Directive: Your answer should be a single number: the count of lines holding the word "Mount".

Available data:
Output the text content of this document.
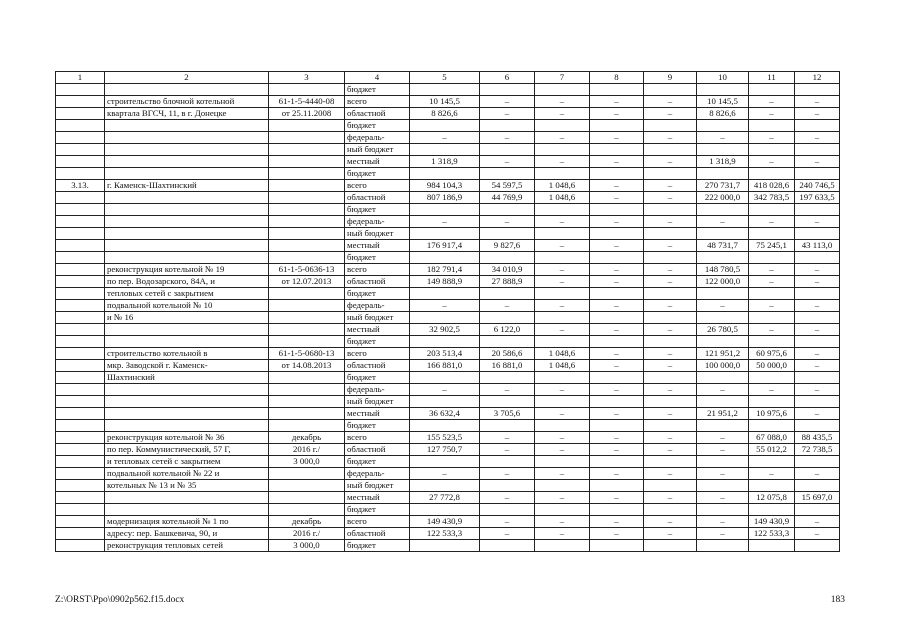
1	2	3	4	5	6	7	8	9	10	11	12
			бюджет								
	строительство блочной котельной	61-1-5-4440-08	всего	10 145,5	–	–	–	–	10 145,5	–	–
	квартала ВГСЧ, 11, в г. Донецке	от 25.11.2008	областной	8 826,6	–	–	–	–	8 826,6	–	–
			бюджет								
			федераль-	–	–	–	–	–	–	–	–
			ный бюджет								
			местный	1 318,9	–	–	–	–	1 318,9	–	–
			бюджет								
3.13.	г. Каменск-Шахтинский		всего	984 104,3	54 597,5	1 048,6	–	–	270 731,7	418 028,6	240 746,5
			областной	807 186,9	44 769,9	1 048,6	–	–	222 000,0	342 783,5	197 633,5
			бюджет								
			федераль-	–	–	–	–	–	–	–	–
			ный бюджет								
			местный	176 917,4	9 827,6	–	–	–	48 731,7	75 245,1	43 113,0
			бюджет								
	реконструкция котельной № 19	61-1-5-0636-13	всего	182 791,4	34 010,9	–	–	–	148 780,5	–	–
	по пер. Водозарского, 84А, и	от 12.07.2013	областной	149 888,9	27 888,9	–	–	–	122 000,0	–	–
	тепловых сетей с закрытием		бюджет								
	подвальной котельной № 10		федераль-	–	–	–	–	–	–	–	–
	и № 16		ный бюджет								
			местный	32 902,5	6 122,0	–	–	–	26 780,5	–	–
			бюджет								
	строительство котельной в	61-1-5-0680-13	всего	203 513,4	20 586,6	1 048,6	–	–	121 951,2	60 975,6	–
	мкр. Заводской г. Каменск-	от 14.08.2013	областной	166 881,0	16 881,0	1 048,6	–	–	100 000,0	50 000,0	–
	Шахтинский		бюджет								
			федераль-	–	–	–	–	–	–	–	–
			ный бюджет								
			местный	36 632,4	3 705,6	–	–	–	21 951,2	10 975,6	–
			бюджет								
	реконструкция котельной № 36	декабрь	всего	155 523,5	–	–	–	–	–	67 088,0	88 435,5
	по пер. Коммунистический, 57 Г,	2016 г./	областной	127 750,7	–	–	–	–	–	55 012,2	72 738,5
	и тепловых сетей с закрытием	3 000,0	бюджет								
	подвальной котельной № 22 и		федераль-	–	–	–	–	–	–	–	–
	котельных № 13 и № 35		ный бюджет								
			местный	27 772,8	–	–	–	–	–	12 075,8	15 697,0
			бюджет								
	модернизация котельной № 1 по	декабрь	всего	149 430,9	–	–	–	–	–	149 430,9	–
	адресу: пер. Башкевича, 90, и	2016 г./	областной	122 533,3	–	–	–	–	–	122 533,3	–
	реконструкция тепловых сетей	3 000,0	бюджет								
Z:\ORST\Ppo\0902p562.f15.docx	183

* * *

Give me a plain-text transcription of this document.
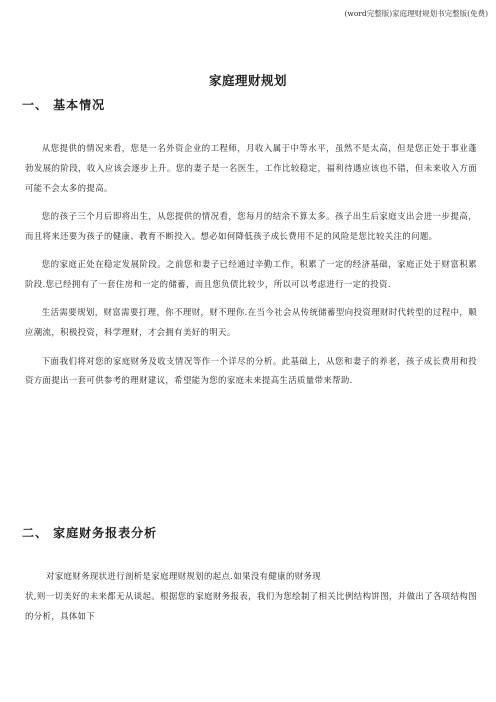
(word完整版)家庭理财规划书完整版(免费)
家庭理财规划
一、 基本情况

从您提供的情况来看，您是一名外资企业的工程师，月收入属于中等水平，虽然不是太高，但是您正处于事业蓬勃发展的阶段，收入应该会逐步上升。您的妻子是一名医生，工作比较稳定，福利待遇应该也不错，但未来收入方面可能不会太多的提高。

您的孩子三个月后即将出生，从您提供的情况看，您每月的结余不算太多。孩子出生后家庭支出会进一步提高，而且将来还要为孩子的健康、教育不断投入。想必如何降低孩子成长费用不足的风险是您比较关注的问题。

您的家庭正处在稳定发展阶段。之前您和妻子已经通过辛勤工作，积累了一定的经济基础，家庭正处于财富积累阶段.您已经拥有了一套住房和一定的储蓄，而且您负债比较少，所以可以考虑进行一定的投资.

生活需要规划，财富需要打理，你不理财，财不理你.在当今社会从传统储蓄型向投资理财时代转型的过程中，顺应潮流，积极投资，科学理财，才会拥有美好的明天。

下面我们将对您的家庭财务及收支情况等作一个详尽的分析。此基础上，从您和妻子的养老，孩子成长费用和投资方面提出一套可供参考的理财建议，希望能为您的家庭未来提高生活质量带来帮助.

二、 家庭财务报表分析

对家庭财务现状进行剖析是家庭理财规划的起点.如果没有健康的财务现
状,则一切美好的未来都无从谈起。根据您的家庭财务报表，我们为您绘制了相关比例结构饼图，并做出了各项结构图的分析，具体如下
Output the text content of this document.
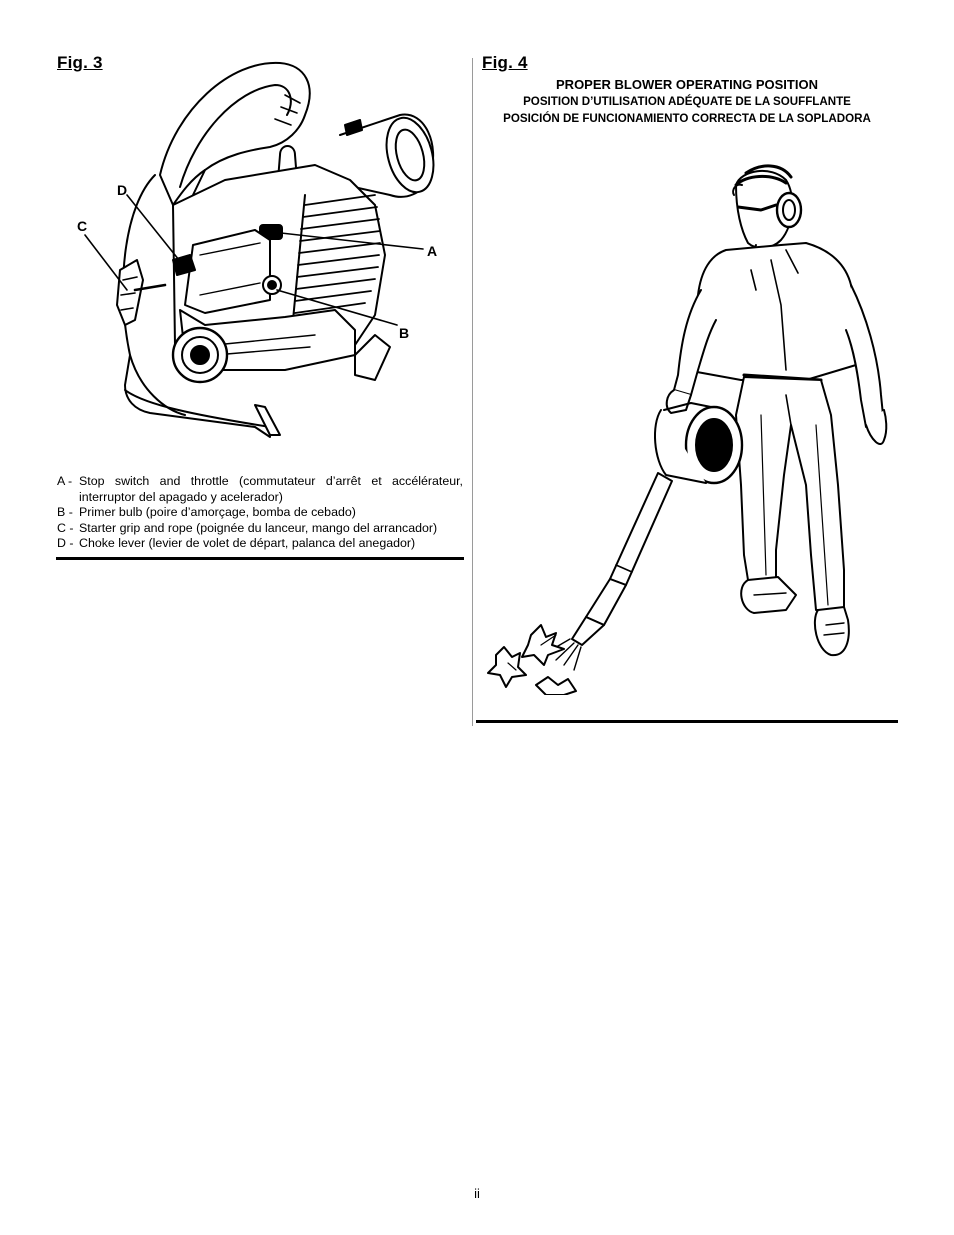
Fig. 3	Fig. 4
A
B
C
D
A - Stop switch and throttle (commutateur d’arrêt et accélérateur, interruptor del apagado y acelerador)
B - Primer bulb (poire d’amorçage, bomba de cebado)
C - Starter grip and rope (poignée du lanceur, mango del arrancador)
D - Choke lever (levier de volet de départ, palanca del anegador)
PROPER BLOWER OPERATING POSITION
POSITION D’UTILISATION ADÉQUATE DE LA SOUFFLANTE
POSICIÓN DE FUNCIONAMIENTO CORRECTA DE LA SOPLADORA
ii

...

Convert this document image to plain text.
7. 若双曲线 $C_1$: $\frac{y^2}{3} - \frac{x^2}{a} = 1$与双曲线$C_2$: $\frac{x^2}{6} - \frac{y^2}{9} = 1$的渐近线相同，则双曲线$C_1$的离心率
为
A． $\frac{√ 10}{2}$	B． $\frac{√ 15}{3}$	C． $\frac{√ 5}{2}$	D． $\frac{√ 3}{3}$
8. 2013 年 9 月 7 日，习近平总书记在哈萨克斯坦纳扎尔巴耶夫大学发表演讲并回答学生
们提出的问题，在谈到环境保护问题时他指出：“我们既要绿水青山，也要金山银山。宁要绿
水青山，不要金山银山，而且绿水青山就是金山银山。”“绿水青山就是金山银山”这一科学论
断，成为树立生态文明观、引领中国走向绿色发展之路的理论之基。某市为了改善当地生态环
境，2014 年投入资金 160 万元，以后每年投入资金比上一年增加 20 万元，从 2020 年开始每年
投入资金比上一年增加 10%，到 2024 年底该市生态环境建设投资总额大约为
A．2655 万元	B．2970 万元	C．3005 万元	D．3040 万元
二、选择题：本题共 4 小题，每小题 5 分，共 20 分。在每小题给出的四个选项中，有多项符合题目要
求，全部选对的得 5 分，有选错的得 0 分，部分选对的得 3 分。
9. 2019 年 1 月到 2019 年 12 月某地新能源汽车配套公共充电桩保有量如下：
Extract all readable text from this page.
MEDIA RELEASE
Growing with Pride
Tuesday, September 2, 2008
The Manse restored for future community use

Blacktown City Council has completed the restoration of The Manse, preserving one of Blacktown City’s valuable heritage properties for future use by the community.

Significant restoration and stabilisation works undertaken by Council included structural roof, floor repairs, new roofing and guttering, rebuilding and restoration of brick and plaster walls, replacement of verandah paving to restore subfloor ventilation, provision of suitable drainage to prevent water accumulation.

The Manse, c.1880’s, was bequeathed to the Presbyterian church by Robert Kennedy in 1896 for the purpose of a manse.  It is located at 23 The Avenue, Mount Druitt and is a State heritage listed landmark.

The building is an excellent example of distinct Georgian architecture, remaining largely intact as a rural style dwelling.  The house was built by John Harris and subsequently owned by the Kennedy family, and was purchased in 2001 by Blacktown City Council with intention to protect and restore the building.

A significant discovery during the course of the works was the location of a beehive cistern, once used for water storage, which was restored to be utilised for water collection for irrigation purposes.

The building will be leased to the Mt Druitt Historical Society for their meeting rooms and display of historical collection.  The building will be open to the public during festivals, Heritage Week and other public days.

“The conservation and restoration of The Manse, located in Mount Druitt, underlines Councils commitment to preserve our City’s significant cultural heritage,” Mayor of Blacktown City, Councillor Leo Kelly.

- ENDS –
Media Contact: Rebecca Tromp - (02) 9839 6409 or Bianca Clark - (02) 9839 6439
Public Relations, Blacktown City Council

Right answer: 2